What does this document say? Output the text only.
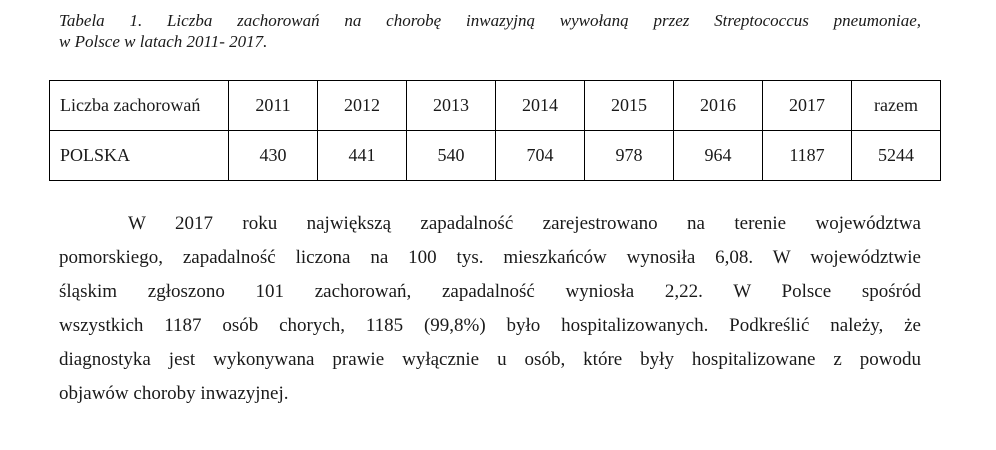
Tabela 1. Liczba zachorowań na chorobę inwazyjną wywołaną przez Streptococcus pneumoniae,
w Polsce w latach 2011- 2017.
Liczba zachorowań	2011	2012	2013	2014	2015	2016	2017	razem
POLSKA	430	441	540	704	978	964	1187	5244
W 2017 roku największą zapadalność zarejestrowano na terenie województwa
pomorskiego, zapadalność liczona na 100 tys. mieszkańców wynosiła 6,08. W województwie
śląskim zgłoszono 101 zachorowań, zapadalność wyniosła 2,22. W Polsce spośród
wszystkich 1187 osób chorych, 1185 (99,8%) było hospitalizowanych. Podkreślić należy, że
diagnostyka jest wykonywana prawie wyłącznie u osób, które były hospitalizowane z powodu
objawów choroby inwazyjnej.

────────────────────

THE EXERCISE -> Only lines with "osób" are wanted here; list each of them.

WRITTEN REPLY ->
wszystkich 1187 osób chorych, 1185 (99,8%) było hospitalizowanych. Podkreślić należy, że
diagnostyka jest wykonywana prawie wyłącznie u osób, które były hospitalizowane z powodu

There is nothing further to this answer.